Aim of the exercise: Copy every line that mentions the word "date".

Data for the task:
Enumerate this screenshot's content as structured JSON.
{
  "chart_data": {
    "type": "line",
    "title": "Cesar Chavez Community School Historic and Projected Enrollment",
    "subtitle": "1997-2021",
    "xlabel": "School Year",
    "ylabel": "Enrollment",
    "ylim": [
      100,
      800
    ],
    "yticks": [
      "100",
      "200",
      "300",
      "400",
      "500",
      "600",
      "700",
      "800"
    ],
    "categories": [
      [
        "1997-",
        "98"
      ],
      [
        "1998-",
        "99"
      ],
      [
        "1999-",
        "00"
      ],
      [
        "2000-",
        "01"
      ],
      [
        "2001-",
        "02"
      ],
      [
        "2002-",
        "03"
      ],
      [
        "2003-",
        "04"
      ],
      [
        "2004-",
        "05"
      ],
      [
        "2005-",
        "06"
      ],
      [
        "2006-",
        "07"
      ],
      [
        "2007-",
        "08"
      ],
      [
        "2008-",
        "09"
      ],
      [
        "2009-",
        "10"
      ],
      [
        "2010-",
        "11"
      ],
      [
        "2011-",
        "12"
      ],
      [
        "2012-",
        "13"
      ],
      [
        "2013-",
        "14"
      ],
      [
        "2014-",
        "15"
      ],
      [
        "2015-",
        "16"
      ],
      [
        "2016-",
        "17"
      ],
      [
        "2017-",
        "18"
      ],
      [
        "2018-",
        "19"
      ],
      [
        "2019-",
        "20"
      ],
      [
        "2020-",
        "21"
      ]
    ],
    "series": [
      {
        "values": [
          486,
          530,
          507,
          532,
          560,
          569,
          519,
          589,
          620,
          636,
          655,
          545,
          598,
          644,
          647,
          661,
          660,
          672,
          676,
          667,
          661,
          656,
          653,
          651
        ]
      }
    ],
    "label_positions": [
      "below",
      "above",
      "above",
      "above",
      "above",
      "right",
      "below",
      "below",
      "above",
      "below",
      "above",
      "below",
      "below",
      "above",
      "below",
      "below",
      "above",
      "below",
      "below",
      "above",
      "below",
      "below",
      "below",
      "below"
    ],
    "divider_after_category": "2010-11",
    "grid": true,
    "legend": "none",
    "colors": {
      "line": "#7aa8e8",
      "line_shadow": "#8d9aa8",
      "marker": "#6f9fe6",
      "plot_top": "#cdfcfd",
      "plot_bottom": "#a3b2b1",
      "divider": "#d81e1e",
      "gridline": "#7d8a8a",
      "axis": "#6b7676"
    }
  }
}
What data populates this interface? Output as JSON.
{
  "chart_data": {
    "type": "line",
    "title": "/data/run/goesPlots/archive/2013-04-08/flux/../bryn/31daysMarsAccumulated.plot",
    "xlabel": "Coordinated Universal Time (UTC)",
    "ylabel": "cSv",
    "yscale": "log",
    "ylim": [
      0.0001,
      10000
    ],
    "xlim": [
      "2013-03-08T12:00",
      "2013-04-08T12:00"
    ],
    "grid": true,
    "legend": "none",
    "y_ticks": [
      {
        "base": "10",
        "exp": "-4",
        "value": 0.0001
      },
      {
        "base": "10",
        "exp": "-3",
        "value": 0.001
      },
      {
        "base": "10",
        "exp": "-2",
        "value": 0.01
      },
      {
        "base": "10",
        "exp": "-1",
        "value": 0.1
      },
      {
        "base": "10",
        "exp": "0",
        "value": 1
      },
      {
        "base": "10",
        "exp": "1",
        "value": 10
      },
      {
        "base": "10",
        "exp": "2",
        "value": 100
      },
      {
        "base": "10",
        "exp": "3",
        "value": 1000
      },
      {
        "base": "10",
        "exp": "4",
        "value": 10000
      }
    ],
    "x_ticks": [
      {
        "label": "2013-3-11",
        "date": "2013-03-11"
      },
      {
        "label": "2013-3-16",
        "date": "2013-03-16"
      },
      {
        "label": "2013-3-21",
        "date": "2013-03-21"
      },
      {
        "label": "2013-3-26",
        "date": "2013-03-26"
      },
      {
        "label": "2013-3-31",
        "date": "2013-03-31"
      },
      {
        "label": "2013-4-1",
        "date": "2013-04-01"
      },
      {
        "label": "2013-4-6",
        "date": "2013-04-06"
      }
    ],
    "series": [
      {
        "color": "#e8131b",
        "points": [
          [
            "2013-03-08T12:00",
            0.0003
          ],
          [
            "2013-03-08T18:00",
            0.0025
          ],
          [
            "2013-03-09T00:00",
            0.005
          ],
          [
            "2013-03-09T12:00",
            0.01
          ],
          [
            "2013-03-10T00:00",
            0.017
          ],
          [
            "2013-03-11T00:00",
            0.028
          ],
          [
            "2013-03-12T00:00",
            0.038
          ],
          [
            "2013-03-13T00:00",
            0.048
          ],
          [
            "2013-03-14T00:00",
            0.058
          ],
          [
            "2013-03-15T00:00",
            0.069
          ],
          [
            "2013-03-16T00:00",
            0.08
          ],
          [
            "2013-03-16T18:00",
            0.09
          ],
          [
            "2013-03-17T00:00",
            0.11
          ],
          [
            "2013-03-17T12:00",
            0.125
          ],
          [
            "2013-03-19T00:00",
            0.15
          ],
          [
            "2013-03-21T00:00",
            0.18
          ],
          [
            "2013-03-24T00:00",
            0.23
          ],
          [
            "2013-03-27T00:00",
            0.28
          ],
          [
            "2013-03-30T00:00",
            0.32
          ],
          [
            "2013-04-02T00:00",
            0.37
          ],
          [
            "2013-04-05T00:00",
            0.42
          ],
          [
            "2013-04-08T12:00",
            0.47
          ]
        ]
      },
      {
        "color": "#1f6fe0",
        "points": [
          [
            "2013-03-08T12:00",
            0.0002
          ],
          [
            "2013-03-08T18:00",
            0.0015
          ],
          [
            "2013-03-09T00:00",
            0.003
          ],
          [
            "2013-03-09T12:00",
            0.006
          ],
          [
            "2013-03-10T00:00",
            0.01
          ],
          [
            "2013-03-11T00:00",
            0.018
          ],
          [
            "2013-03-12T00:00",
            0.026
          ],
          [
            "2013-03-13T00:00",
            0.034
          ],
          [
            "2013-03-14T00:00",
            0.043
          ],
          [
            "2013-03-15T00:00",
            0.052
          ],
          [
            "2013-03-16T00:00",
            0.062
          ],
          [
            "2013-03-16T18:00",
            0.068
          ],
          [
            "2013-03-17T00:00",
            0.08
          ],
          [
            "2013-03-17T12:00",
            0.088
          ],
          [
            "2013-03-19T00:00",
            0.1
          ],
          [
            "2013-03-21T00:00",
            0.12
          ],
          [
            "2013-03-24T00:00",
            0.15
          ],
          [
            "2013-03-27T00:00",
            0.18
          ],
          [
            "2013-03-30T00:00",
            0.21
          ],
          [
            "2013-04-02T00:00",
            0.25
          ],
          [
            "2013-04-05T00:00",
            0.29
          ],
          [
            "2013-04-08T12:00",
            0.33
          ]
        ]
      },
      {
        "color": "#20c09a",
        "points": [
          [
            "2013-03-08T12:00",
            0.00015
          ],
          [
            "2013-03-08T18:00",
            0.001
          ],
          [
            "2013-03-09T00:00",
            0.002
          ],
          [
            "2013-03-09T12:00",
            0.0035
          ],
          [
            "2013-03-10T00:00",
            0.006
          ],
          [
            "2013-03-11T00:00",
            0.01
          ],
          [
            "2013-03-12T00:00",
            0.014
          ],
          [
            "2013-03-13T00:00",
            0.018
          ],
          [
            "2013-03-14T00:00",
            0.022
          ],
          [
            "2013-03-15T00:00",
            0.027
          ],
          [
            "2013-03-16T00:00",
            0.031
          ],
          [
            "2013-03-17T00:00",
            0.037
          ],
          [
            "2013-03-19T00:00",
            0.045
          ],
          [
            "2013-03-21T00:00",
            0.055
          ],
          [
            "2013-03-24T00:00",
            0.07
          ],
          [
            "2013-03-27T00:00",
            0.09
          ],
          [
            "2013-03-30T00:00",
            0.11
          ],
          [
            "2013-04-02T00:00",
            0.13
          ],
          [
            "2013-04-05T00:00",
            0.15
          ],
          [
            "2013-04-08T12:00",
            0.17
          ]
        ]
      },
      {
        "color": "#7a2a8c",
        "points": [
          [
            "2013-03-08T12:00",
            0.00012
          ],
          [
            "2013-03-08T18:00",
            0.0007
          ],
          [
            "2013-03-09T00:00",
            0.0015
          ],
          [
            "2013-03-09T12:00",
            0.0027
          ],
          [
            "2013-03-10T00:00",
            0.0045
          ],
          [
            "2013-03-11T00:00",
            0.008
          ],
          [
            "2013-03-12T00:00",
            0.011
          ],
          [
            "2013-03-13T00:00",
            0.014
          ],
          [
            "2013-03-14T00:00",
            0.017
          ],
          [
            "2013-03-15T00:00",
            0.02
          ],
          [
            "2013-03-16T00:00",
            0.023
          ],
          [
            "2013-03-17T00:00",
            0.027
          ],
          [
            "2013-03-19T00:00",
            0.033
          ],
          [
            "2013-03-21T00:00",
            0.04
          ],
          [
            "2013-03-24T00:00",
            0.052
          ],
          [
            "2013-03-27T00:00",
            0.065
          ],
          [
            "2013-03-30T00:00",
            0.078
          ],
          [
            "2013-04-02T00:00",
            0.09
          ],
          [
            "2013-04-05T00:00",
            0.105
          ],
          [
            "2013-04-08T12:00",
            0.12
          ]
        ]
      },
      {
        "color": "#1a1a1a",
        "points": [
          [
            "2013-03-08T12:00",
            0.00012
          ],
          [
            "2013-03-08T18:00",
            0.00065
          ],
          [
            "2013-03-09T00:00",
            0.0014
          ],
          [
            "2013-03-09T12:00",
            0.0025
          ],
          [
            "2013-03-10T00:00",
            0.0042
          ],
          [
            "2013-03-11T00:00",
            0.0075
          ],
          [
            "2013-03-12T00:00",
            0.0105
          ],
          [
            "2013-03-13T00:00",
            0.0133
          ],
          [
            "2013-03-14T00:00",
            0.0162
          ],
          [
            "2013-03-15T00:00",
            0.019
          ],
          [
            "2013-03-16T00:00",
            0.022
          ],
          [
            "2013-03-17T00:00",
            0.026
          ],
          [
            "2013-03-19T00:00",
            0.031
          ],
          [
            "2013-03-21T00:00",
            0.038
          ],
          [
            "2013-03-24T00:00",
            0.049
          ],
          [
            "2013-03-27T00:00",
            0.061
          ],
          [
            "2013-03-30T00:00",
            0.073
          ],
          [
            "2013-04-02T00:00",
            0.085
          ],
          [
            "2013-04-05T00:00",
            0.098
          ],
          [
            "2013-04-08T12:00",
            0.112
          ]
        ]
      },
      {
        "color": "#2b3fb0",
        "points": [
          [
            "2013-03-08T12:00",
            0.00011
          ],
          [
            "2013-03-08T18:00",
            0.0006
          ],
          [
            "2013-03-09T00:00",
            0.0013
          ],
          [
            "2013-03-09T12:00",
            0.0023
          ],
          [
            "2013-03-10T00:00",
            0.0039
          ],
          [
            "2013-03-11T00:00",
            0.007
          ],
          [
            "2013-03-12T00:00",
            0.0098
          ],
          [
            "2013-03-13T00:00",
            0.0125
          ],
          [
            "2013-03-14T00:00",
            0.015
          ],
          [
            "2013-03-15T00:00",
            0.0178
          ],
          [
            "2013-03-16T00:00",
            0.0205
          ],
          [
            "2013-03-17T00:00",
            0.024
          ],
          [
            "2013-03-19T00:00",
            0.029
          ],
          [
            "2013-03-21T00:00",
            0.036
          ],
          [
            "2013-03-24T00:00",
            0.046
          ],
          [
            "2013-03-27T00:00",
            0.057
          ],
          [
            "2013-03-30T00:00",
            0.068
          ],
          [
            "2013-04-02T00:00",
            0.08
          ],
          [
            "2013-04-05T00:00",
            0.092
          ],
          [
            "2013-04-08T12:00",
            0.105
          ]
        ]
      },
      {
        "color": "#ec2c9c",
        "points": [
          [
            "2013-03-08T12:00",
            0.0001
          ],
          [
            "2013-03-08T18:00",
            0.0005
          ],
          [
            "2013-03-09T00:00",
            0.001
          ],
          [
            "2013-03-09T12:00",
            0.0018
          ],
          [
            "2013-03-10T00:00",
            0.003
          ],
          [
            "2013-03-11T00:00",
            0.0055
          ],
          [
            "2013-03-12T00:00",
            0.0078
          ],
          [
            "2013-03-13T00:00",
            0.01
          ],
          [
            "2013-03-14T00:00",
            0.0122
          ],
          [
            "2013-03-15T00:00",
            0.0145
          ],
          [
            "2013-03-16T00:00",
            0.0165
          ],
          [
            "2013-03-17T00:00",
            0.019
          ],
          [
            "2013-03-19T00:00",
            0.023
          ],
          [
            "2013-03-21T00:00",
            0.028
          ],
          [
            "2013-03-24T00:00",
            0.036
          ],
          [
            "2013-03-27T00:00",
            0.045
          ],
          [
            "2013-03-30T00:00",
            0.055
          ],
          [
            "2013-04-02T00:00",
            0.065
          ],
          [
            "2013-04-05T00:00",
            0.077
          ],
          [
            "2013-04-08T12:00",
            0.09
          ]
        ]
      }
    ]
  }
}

Reply to the exercise:
        "date": "2013-03-11"
        "date": "2013-03-16"
        "date": "2013-03-21"
        "date": "2013-03-26"
        "date": "2013-03-31"
        "date": "2013-04-01"
        "date": "2013-04-06"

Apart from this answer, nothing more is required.